Extract every line of the material that holds the string "Years".

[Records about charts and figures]
/---
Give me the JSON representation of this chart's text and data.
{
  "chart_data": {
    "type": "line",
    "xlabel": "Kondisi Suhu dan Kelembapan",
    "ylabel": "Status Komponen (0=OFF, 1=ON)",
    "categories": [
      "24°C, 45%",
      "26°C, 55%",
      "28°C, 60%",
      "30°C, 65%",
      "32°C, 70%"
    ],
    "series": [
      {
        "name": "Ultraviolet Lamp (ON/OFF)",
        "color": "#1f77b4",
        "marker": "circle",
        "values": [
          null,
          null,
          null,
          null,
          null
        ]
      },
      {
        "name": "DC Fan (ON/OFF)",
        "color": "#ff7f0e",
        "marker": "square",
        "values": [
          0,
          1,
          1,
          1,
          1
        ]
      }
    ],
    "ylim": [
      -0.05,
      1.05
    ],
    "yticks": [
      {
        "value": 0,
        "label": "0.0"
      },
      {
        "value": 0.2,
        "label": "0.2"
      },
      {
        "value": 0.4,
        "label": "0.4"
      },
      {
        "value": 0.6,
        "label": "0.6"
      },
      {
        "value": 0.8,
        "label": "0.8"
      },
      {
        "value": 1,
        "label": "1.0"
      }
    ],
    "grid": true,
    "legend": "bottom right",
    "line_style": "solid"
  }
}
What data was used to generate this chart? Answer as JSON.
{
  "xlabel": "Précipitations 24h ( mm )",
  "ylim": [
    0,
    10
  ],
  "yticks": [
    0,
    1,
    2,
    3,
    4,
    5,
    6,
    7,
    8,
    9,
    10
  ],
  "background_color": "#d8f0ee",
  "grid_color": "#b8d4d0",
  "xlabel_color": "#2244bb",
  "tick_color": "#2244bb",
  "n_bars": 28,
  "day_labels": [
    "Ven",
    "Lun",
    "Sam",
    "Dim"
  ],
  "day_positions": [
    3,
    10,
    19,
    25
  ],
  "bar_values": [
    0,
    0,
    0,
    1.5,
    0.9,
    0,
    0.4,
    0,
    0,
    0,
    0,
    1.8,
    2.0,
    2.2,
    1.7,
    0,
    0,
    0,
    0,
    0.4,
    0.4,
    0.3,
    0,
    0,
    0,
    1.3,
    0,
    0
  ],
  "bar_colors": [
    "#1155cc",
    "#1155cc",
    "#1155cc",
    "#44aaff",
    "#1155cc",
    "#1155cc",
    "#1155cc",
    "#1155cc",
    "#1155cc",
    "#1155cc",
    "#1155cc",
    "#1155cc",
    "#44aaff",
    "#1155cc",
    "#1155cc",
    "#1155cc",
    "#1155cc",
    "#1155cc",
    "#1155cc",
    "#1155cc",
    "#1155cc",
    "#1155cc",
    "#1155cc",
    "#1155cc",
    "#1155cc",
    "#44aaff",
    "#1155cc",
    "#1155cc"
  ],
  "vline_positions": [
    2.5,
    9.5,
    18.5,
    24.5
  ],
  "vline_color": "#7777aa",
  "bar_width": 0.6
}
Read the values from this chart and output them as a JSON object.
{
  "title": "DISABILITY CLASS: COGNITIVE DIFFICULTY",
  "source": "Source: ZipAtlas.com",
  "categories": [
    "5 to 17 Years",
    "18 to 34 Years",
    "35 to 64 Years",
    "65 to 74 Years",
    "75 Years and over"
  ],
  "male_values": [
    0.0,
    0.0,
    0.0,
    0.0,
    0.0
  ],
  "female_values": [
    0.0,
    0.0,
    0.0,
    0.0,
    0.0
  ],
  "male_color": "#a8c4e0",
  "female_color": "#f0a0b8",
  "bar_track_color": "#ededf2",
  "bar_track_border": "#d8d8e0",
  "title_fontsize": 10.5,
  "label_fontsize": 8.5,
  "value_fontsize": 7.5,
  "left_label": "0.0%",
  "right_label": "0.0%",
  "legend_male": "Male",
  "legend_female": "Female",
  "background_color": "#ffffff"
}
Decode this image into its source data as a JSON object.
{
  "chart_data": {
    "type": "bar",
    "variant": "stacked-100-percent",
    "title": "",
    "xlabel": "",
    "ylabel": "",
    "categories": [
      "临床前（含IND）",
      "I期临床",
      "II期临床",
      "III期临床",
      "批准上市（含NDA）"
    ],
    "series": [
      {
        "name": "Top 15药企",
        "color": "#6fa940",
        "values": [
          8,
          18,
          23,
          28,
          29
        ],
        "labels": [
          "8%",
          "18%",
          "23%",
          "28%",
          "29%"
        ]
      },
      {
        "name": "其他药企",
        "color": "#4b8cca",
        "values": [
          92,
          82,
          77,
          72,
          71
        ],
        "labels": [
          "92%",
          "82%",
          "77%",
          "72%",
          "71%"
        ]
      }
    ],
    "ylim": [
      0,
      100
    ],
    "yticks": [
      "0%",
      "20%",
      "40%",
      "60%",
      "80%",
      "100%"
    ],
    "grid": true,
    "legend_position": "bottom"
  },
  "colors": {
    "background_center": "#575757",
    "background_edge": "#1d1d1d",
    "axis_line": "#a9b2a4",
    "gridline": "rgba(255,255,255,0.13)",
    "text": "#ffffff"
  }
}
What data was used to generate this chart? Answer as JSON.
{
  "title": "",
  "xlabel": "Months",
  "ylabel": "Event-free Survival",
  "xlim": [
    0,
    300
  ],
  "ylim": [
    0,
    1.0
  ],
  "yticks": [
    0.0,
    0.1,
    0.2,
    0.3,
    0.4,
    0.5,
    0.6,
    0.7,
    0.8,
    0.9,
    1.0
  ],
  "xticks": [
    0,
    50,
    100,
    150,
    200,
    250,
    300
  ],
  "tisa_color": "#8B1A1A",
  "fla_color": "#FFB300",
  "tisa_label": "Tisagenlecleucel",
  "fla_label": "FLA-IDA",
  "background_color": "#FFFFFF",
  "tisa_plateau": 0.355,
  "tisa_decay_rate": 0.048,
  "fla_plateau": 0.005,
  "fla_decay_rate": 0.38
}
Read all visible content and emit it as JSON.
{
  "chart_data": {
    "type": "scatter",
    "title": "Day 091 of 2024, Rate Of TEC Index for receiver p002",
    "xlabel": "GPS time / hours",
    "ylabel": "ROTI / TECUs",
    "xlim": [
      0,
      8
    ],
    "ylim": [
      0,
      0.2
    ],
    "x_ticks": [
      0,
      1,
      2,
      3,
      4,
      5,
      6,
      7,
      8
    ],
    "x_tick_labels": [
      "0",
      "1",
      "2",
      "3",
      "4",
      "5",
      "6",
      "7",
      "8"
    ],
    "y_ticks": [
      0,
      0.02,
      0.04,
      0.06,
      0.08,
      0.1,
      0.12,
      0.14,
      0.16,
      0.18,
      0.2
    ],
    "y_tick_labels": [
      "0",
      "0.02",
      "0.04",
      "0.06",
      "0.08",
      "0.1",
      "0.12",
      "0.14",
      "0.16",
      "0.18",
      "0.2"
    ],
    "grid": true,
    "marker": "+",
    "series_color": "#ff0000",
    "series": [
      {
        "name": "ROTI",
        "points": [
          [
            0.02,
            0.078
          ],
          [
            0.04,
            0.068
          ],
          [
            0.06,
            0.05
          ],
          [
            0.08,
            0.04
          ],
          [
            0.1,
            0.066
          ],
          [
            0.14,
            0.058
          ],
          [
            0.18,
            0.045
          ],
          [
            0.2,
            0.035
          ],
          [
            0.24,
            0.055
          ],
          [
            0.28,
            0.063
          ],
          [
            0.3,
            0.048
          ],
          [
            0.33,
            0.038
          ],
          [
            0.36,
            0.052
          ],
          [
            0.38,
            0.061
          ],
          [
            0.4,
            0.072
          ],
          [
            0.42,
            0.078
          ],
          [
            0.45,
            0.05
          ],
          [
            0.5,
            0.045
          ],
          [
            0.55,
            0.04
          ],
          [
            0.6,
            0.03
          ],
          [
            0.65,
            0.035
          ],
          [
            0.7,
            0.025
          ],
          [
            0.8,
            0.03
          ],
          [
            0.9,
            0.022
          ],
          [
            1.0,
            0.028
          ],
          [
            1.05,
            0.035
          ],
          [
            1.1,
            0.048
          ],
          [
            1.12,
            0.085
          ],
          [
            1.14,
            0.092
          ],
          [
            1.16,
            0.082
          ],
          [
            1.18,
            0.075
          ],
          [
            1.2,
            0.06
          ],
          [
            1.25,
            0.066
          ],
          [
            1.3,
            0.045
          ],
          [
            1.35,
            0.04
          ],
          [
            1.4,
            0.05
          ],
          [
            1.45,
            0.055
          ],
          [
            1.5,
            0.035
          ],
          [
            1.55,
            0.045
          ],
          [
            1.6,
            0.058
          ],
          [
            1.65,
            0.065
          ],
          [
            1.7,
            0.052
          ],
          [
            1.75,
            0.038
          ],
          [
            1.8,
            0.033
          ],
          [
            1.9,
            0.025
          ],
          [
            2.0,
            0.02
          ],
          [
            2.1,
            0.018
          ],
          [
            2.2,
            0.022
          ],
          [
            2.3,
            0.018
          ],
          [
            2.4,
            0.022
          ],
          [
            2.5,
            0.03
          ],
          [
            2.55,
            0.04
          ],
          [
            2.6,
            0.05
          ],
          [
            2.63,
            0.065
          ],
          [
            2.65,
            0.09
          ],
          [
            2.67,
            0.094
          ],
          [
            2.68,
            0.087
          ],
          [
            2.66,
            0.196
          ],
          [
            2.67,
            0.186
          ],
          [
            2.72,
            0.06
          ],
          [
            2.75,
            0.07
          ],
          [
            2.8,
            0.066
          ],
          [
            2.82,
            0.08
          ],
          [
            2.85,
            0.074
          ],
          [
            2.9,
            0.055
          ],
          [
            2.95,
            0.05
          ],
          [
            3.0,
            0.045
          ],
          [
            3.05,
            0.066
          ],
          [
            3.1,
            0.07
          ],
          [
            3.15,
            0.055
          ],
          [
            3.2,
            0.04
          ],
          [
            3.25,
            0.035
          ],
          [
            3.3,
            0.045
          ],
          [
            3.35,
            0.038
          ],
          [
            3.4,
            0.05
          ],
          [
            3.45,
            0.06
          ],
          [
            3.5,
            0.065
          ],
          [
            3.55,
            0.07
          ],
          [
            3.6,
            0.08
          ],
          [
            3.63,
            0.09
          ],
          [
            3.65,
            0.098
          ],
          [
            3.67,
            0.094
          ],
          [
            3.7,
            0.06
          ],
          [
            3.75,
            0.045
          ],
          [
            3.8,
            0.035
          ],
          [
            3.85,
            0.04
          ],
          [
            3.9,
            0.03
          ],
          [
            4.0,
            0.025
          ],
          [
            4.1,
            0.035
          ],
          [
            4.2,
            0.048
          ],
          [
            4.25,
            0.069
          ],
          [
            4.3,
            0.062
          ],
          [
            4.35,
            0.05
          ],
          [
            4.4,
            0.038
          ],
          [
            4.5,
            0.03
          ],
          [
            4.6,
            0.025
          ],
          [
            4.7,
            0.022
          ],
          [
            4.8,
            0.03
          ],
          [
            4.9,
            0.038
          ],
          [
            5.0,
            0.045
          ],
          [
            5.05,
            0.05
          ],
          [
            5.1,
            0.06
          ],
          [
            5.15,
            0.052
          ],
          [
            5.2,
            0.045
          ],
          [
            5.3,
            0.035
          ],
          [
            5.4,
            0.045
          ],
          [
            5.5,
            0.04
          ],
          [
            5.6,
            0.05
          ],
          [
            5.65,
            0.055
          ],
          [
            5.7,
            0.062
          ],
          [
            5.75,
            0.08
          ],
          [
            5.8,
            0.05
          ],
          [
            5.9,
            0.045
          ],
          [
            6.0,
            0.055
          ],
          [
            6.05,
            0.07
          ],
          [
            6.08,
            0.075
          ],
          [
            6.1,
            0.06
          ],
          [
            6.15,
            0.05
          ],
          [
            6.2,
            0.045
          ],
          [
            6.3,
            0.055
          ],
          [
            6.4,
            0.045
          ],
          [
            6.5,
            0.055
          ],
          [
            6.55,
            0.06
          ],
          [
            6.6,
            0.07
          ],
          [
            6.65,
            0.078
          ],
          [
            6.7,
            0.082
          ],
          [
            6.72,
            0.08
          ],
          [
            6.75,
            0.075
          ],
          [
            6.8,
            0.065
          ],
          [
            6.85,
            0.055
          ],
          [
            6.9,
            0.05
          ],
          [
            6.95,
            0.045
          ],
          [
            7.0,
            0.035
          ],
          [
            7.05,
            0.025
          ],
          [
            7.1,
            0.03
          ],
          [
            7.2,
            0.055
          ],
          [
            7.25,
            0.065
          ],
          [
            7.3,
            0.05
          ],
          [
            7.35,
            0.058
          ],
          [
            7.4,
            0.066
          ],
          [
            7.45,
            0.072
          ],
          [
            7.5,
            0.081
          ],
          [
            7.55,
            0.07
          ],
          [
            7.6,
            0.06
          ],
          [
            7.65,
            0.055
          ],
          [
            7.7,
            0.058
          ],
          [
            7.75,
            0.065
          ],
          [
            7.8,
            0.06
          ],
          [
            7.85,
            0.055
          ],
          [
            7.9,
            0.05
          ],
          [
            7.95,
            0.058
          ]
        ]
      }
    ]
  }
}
\---
COMPLETE OUTPUT
    "5 to 17 Years",
    "18 to 34 Years",
    "35 to 64 Years",
    "65 to 74 Years",
    "75 Years and over"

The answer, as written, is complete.